* [THE PROBLEM]: Please transcribe all of the entries exactly, leaving out any images.

* [EXCERPTED RECORDS]:
• • • • •
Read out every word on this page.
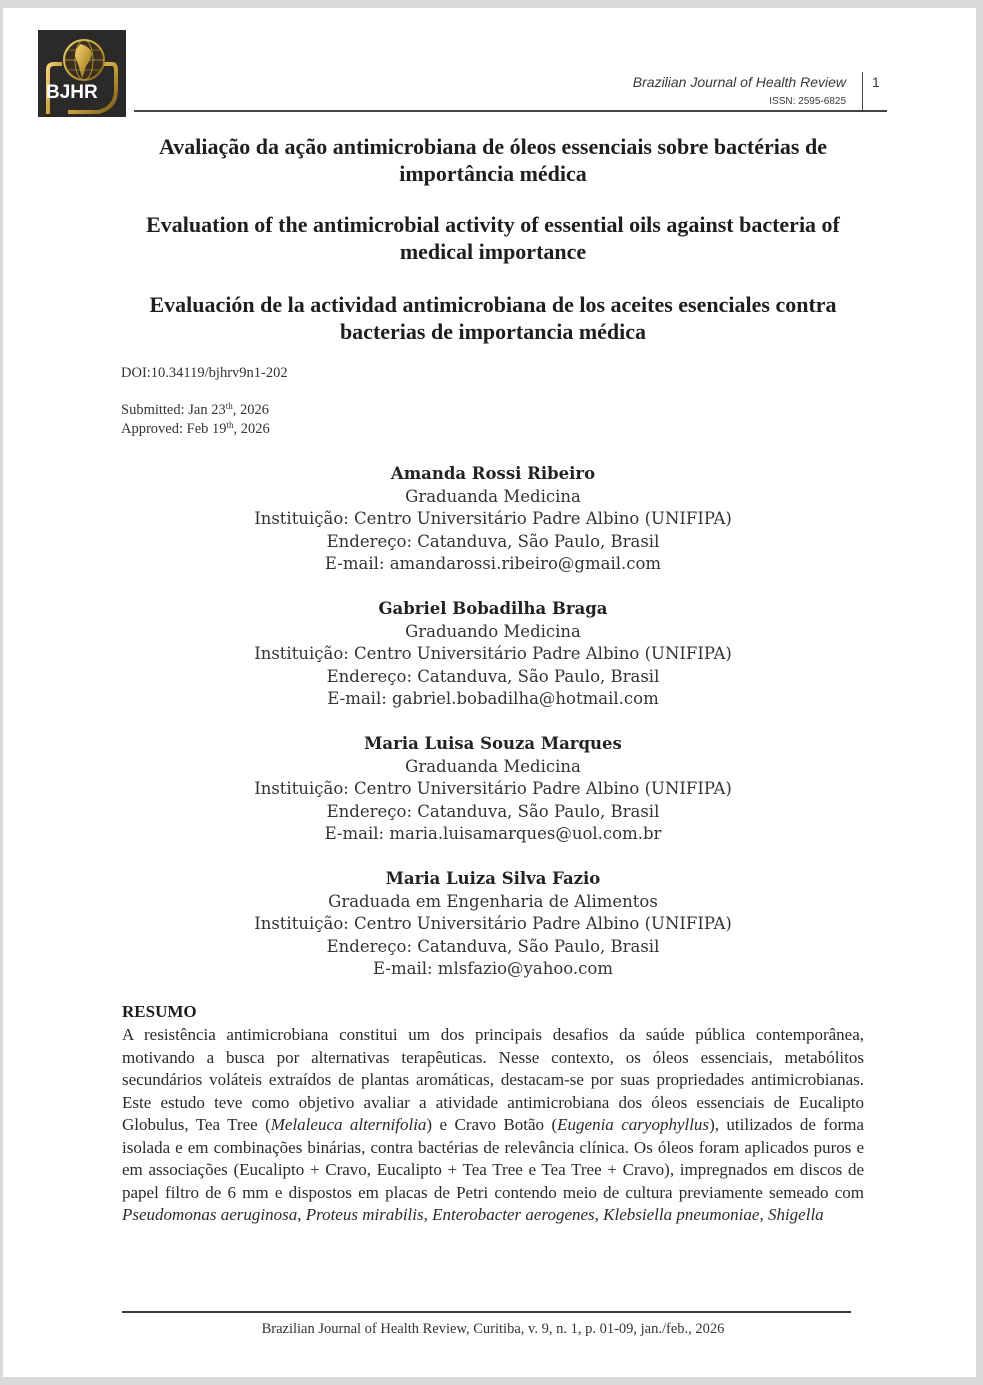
BJHR	Brazilian Journal of Health Review
ISSN: 2595-6825
1
Avaliação da ação antimicrobiana de óleos essenciais sobre bactérias de importância médica
Evaluation of the antimicrobial activity of essential oils against bacteria of medical importance
Evaluación de la actividad antimicrobiana de los aceites esenciales contra bacterias de importancia médica
DOI:10.34119/bjhrv9n1-202
Submitted: Jan 23th, 2026
Approved: Feb 19th, 2026
Amanda Rossi Ribeiro
Graduanda Medicina
Instituição: Centro Universitário Padre Albino (UNIFIPA)
Endereço: Catanduva, São Paulo, Brasil
E-mail: amandarossi.ribeiro@gmail.com
Gabriel Bobadilha Braga
Graduando Medicina
Instituição: Centro Universitário Padre Albino (UNIFIPA)
Endereço: Catanduva, São Paulo, Brasil
E-mail: gabriel.bobadilha@hotmail.com
Maria Luisa Souza Marques
Graduanda Medicina
Instituição: Centro Universitário Padre Albino (UNIFIPA)
Endereço: Catanduva, São Paulo, Brasil
E-mail: maria.luisamarques@uol.com.br
Maria Luiza Silva Fazio
Graduada em Engenharia de Alimentos
Instituição: Centro Universitário Padre Albino (UNIFIPA)
Endereço: Catanduva, São Paulo, Brasil
E-mail: mlsfazio@yahoo.com
RESUMO
A resistência antimicrobiana constitui um dos principais desafios da saúde pública contemporânea, motivando a busca por alternativas terapêuticas. Nesse contexto, os óleos essenciais, metabólitos secundários voláteis extraídos de plantas aromáticas, destacam-se por suas propriedades antimicrobianas. Este estudo teve como objetivo avaliar a atividade antimicrobiana dos óleos essenciais de Eucalipto Globulus, Tea Tree (Melaleuca alternifolia) e Cravo Botão (Eugenia caryophyllus), utilizados de forma isolada e em combinações binárias, contra bactérias de relevância clínica. Os óleos foram aplicados puros e em associações (Eucalipto + Cravo, Eucalipto + Tea Tree e Tea Tree + Cravo), impregnados em discos de papel filtro de 6 mm e dispostos em placas de Petri contendo meio de cultura previamente semeado com Pseudomonas aeruginosa, Proteus mirabilis, Enterobacter aerogenes, Klebsiella pneumoniae, Shigella
Brazilian Journal of Health Review, Curitiba, v. 9, n. 1, p. 01-09, jan./feb., 2026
• • • • •
* [SOLUTION TO THIS PROBLEM]:
Read out every word on this page.
BJHR	Brazilian Journal of Health Review
ISSN: 2595-6825
1
Avaliação da ação antimicrobiana de óleos essenciais sobre bactérias de importância médica
Evaluation of the antimicrobial activity of essential oils against bacteria of medical importance
Evaluación de la actividad antimicrobiana de los aceites esenciales contra bacterias de importancia médica
DOI:10.34119/bjhrv9n1-202
Submitted: Jan 23th, 2026
Approved: Feb 19th, 2026
Amanda Rossi Ribeiro
Graduanda Medicina
Instituição: Centro Universitário Padre Albino (UNIFIPA)
Endereço: Catanduva, São Paulo, Brasil
E-mail: amandarossi.ribeiro@gmail.com
Gabriel Bobadilha Braga
Graduando Medicina
Instituição: Centro Universitário Padre Albino (UNIFIPA)
Endereço: Catanduva, São Paulo, Brasil
E-mail: gabriel.bobadilha@hotmail.com
Maria Luisa Souza Marques
Graduanda Medicina
Instituição: Centro Universitário Padre Albino (UNIFIPA)
Endereço: Catanduva, São Paulo, Brasil
E-mail: maria.luisamarques@uol.com.br
Maria Luiza Silva Fazio
Graduada em Engenharia de Alimentos
Instituição: Centro Universitário Padre Albino (UNIFIPA)
Endereço: Catanduva, São Paulo, Brasil
E-mail: mlsfazio@yahoo.com
RESUMO
A resistência antimicrobiana constitui um dos principais desafios da saúde pública contemporânea, motivando a busca por alternativas terapêuticas. Nesse contexto, os óleos essenciais, metabólitos secundários voláteis extraídos de plantas aromáticas, destacam-se por suas propriedades antimicrobianas. Este estudo teve como objetivo avaliar a atividade antimicrobiana dos óleos essenciais de Eucalipto Globulus, Tea Tree (Melaleuca alternifolia) e Cravo Botão (Eugenia caryophyllus), utilizados de forma isolada e em combinações binárias, contra bactérias de relevância clínica. Os óleos foram aplicados puros e em associações (Eucalipto + Cravo, Eucalipto + Tea Tree e Tea Tree + Cravo), impregnados em discos de papel filtro de 6 mm e dispostos em placas de Petri contendo meio de cultura previamente semeado com Pseudomonas aeruginosa, Proteus mirabilis, Enterobacter aerogenes, Klebsiella pneumoniae, Shigella
Brazilian Journal of Health Review, Curitiba, v. 9, n. 1, p. 01-09, jan./feb., 2026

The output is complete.